- _Exercise goal_
Using the data below, copy each line that includes the word "this".

(Recorded data)
::::::
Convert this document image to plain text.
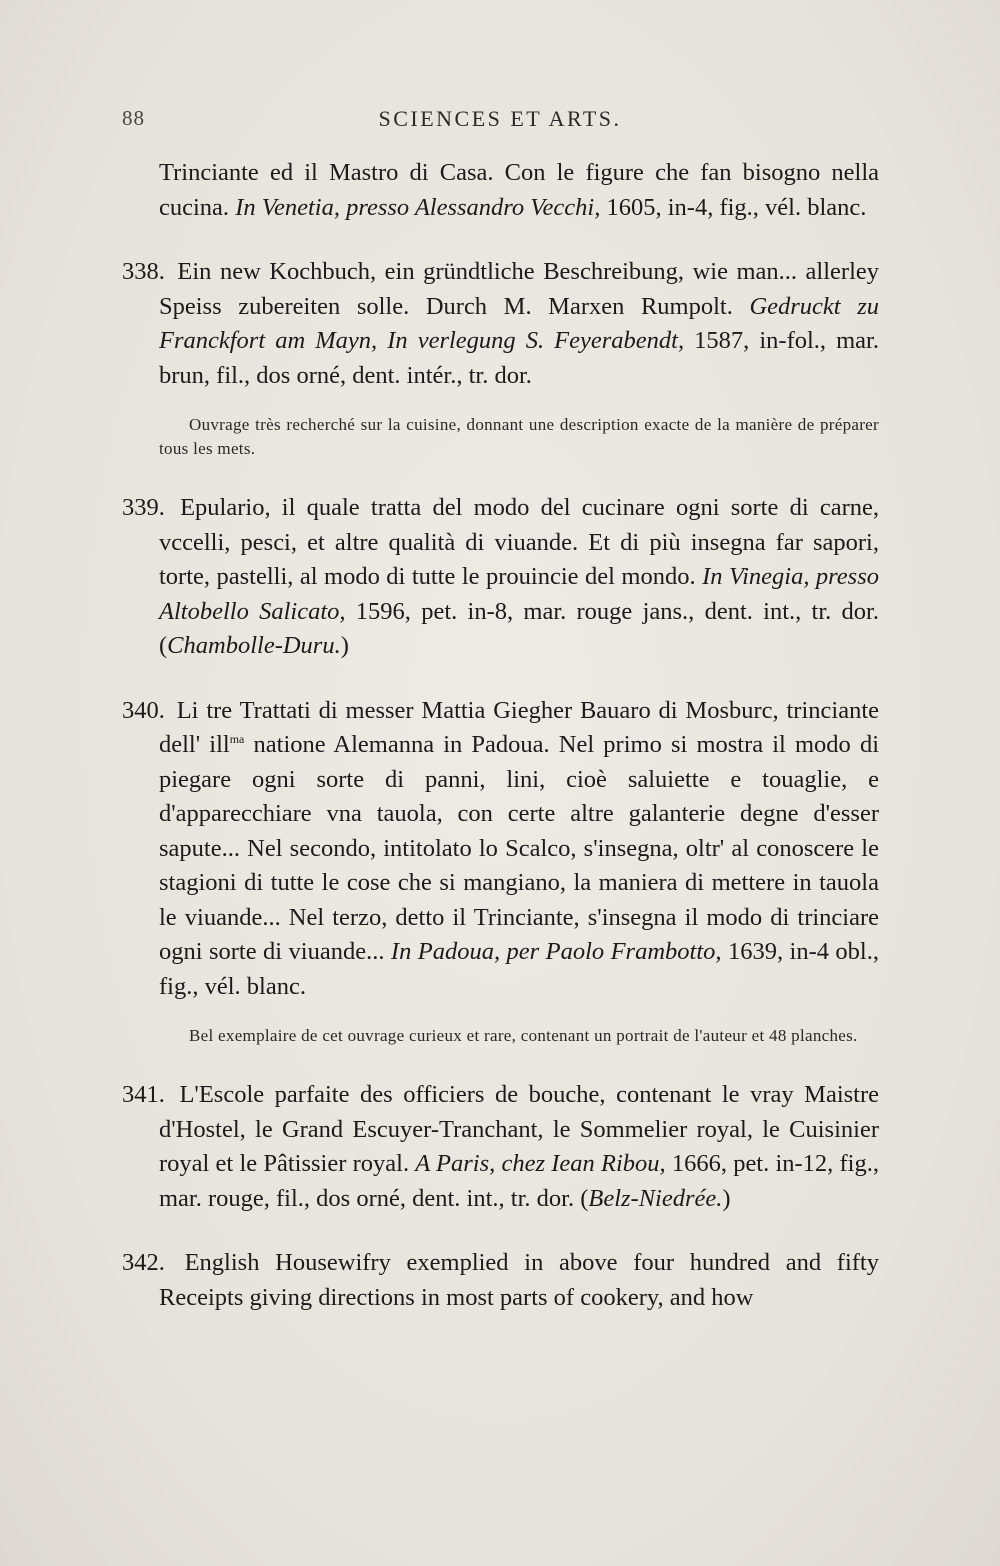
88	SCIENCES ET ARTS.

Trinciante ed il Mastro di Casa. Con le figure che fan bisogno nella cucina. In Venetia, presso Alessandro Vecchi, 1605, in-4, fig., vél. blanc.

338. Ein new Kochbuch, ein gründtliche Beschreibung, wie man... allerley Speiss zubereiten solle. Durch M. Marxen Rumpolt. Gedruckt zu Franckfort am Mayn, In verlegung S. Feyerabendt, 1587, in-fol., mar. brun, fil., dos orné, dent. intér., tr. dor.

Ouvrage très recherché sur la cuisine, donnant une description exacte de la manière de préparer tous les mets.

339. Epulario, il quale tratta del modo del cucinare ogni sorte di carne, vccelli, pesci, et altre qualità di viuande. Et di più insegna far sapori, torte, pastelli, al modo di tutte le prouincie del mondo. In Vinegia, presso Altobello Salicato, 1596, pet. in-8, mar. rouge jans., dent. int., tr. dor. (Chambolle-Duru.)

340. Li tre Trattati di messer Mattia Giegher Bauaro di Mosburc, trinciante dell' ill$^{ma}$ natione Alemanna in Padoua. Nel primo si mostra il modo di piegare ogni sorte di panni, lini, cioè saluiette e touaglie, e d'apparecchiare vna tauola, con certe altre galanterie degne d'esser sapute... Nel secondo, intitolato lo Scalco, s'insegna, oltr' al conoscere le stagioni di tutte le cose che si mangiano, la maniera di mettere in tauola le viuande... Nel terzo, detto il Trinciante, s'insegna il modo di trinciare ogni sorte di viuande... In Padoua, per Paolo Frambotto, 1639, in-4 obl., fig., vél. blanc.

Bel exemplaire de cet ouvrage curieux et rare, contenant un portrait de l'auteur et 48 planches.

341. L'Escole parfaite des officiers de bouche, contenant le vray Maistre d'Hostel, le Grand Escuyer-Tranchant, le Sommelier royal, le Cuisinier royal et le Pâtissier royal. A Paris, chez Iean Ribou, 1666, pet. in-12, fig., mar. rouge, fil., dos orné, dent. int., tr. dor. (Belz-Niedrée.)

342. English Housewifry exemplied in above four hundred and fifty Receipts giving directions in most parts of cookery, and how
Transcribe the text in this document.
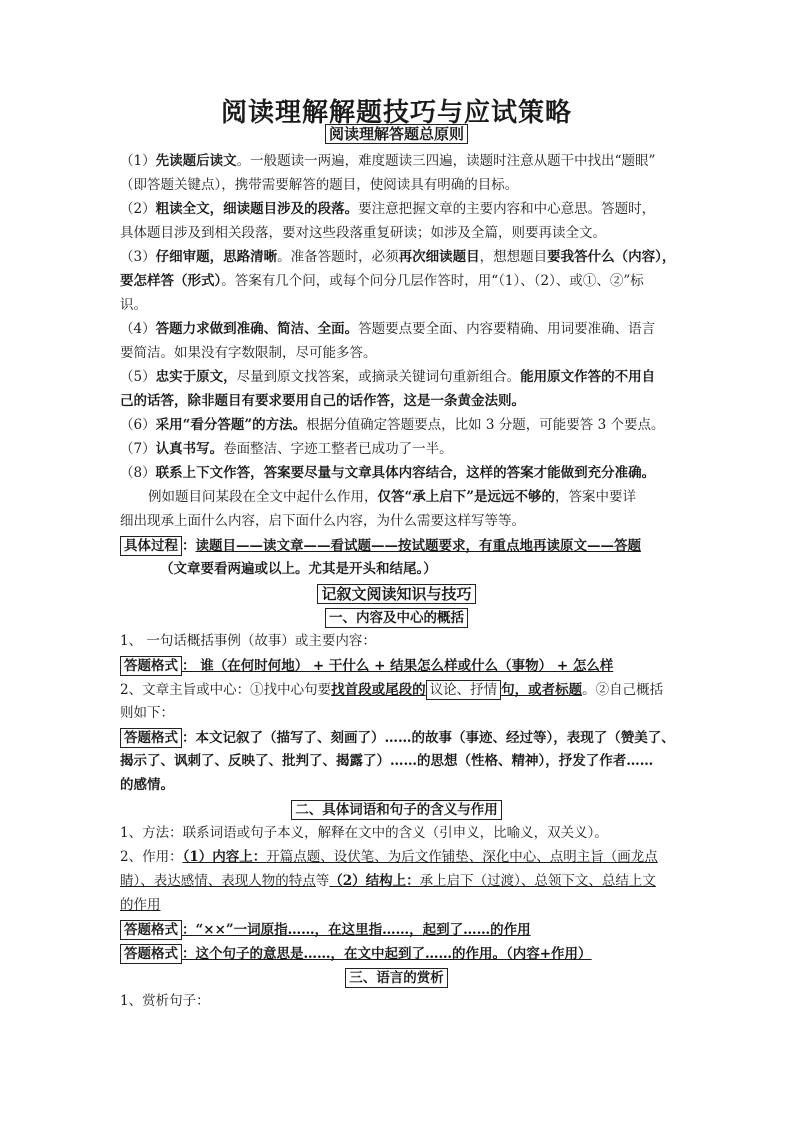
阅读理解解题技巧与应试策略
阅读理解答题总原则
（1）先读题后读文。一般题读一两遍，难度题读三四遍，读题时注意从题干中找出“题眼”
（即答题关键点），携带需要解答的题目，使阅读具有明确的目标。
（2）粗读全文，细读题目涉及的段落。要注意把握文章的主要内容和中心意思。答题时，
具体题目涉及到相关段落，要对这些段落重复研读；如涉及全篇，则要再读全文。
（3）仔细审题，思路清晰。准备答题时，必须再次细读题目，想想题目要我答什么（内容），
要怎样答（形式）。答案有几个问，或每个问分几层作答时，用“（1）、（2）、或①、②”标
识。
（4）答题力求做到准确、简洁、全面。答题要点要全面、内容要精确、用词要准确、语言
要简洁。如果没有字数限制，尽可能多答。
（5）忠实于原文，尽量到原文找答案，或摘录关键词句重新组合。能用原文作答的不用自
己的话答，除非题目有要求要用自己的话作答，这是一条黄金法则。
（6）采用“看分答题”的方法。根据分值确定答题要点，比如 3 分题，可能要答 3 个要点。
（7）认真书写。卷面整洁、字迹工整者已成功了一半。
（8）联系上下文作答，答案要尽量与文章具体内容结合，这样的答案才能做到充分准确。
例如题目问某段在全文中起什么作用，仅答“承上启下”是远远不够的，答案中要详
细出现承上面什么内容，启下面什么内容，为什么需要这样写等等。
具体过程 ：读题目——读文章——看试题——按试题要求，有重点地再读原文——答题
（文章要看两遍或以上。尤其是开头和结尾。）
记叙文阅读知识与技巧
一、内容及中心的概括
1、 一句话概括事例（故事）或主要内容：
答题格式 ： 谁（在何时何地） + 干什么 + 结果怎么样或什么（事物） + 怎么样
2、文章主旨或中心：①找中心句要找首段或尾段的 议论、抒情 句，或者标题。②自己概括
则如下：
答题格式 ：本文记叙了（描写了、刻画了）……的故事（事迹、经过等），表现了（赞美了、
揭示了、讽刺了、反映了、批判了、揭露了）……的思想（性格、精神），抒发了作者……
的感情。
二、具体词语和句子的含义与作用
1、方法：联系词语或句子本义，解释在文中的含义（引申义，比喻义，双关义）。
2、作用：（1）内容上：开篇点题、设伏笔、为后文作铺垫、深化中心、点明主旨（画龙点
睛）、表达感情、表现人物的特点等（2）结构上：承上启下（过渡）、总领下文、总结上文
的作用
答题格式 ：“××”一词原指……，在这里指……，起到了……的作用
答题格式 ：这个句子的意思是……，在文中起到了……的作用。（内容+作用）
三、语言的赏析
1、赏析句子：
::::::
- _Written answer_
Convert this document image to plain text.
Transcribe the text in this document.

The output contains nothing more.